[start]
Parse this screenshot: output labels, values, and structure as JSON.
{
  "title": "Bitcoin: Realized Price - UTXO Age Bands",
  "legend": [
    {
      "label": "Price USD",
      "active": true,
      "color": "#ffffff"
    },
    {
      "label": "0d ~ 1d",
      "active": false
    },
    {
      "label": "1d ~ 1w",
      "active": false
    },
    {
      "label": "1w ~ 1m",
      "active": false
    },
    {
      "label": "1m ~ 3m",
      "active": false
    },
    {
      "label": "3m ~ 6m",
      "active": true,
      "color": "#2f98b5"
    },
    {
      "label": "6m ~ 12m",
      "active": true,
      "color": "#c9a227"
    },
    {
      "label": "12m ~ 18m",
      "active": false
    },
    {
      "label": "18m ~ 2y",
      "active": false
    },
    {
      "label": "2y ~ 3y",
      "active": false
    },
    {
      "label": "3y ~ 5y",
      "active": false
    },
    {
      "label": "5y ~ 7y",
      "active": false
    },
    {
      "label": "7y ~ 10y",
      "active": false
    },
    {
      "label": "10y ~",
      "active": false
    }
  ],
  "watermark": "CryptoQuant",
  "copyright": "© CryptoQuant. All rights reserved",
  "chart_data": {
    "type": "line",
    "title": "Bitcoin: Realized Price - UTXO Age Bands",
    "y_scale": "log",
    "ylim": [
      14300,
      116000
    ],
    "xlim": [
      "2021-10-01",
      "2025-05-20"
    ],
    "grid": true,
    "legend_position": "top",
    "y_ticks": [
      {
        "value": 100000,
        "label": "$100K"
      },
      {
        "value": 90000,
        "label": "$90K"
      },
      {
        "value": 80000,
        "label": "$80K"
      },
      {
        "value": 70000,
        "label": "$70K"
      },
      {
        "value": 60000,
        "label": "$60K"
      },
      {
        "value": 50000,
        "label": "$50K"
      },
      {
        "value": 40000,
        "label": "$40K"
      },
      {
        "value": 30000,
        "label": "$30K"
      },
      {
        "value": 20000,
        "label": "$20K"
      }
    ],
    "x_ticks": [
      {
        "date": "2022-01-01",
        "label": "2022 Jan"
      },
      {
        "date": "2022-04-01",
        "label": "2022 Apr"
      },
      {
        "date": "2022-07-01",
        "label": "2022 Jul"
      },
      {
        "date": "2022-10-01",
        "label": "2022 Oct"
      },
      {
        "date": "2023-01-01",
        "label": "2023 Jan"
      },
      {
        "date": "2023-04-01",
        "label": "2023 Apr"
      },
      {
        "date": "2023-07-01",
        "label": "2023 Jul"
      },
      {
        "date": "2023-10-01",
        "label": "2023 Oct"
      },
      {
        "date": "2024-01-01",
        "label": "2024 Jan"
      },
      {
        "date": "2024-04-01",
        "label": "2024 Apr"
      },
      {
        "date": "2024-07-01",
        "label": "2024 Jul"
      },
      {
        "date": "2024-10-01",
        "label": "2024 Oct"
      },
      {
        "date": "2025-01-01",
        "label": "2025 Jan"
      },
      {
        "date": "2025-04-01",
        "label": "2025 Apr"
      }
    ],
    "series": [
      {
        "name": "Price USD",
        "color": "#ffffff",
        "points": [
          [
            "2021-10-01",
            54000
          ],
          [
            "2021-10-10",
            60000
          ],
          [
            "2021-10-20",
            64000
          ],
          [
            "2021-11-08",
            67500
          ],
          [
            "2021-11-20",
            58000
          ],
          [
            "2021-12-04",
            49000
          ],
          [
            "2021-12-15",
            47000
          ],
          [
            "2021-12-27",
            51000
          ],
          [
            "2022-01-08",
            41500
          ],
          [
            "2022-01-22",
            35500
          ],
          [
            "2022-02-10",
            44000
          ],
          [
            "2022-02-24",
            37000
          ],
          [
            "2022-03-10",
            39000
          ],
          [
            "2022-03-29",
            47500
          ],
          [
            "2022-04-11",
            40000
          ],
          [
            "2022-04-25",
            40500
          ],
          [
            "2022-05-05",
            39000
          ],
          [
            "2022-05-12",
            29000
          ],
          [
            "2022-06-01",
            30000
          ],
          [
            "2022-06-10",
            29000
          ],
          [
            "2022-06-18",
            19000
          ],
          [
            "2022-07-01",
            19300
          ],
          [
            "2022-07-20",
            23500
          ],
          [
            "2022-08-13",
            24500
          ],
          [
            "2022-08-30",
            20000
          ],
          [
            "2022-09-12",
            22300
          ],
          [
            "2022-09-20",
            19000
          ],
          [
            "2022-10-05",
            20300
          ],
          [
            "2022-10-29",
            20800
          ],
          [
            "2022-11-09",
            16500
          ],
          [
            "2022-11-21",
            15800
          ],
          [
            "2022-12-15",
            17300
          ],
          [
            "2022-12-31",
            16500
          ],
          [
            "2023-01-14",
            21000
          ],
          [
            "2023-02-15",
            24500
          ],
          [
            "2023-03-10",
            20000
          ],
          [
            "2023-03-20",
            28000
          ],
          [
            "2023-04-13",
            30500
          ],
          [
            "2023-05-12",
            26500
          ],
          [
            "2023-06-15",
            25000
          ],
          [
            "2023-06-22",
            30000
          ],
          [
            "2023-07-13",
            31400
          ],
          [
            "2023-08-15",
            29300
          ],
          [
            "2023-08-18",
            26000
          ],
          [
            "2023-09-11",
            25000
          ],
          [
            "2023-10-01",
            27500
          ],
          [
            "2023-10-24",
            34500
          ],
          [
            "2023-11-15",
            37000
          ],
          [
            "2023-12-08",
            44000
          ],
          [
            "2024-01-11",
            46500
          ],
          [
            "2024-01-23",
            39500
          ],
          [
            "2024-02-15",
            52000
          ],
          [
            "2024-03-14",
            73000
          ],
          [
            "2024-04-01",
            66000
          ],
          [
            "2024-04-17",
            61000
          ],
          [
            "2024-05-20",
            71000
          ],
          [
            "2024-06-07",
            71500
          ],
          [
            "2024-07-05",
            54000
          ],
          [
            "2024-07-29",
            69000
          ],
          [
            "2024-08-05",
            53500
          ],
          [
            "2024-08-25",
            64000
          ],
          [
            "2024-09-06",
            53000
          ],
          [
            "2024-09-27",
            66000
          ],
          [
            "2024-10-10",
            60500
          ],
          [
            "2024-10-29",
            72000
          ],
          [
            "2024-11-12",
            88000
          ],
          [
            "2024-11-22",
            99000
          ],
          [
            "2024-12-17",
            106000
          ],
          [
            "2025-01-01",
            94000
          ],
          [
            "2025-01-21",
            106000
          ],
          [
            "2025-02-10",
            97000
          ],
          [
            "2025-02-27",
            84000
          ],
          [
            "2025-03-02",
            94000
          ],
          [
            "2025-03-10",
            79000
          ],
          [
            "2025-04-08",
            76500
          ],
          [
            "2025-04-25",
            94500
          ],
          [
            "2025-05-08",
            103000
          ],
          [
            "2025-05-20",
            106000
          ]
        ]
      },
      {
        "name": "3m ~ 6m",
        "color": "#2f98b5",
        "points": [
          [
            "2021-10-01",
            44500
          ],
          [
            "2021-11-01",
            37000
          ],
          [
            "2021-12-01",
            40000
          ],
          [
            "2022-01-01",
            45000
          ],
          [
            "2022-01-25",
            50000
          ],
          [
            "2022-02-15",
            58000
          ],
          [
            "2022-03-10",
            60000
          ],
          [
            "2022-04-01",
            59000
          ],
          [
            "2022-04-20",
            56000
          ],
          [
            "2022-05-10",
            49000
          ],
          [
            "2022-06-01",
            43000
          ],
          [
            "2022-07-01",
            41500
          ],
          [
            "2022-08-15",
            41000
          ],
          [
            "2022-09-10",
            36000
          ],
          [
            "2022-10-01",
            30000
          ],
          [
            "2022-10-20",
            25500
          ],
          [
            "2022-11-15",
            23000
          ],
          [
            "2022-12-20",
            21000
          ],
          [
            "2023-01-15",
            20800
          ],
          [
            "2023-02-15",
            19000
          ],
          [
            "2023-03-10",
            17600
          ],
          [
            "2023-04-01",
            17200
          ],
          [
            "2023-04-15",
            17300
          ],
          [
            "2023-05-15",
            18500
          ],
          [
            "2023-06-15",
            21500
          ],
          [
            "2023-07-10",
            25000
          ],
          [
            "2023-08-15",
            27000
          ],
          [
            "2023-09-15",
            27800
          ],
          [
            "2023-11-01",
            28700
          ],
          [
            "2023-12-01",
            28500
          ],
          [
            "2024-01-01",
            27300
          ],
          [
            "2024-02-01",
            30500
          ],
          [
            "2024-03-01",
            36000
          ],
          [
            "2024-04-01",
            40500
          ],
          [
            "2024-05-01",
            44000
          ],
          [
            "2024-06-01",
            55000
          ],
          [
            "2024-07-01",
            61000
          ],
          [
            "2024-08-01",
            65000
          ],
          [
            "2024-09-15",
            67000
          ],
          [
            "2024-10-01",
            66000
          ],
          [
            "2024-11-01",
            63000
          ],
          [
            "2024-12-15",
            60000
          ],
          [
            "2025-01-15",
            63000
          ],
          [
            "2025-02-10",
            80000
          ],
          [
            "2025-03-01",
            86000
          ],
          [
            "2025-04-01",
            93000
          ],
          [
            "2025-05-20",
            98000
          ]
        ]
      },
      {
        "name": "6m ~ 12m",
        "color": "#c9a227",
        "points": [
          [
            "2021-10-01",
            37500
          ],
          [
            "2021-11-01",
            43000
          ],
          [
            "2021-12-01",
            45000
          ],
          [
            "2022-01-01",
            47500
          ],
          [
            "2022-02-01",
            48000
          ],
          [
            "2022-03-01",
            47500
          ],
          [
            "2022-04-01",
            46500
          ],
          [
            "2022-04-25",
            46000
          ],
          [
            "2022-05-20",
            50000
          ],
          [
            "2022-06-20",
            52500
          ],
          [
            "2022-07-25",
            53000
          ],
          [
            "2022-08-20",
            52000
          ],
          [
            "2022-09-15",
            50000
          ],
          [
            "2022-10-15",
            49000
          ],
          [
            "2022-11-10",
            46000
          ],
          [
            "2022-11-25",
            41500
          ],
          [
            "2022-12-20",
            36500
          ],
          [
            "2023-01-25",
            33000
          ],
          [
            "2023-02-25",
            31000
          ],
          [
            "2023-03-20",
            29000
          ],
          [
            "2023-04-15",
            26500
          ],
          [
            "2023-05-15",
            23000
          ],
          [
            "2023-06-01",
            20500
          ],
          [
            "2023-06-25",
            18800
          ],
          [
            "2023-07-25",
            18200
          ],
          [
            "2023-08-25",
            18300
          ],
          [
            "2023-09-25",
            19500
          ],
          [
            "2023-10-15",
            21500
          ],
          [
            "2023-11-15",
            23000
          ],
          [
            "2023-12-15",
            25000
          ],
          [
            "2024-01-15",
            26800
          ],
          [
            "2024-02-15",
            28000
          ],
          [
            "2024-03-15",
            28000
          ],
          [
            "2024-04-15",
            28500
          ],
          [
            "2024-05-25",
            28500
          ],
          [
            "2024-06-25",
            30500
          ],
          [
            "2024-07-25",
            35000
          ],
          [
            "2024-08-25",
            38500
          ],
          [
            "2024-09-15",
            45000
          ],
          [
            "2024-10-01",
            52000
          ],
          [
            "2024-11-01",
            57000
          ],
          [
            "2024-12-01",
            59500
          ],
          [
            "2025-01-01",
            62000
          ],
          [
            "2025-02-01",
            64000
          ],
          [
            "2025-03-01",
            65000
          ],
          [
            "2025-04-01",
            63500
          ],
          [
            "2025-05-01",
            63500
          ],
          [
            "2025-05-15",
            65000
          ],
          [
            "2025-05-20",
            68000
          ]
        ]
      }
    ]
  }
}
[end]
**Work to complete**
Search the data for the string "Bands". List each line that has it.

**Exercise solution**
  "title": "Bitcoin: Realized Price - UTXO Age Bands",
    "title": "Bitcoin: Realized Price - UTXO Age Bands",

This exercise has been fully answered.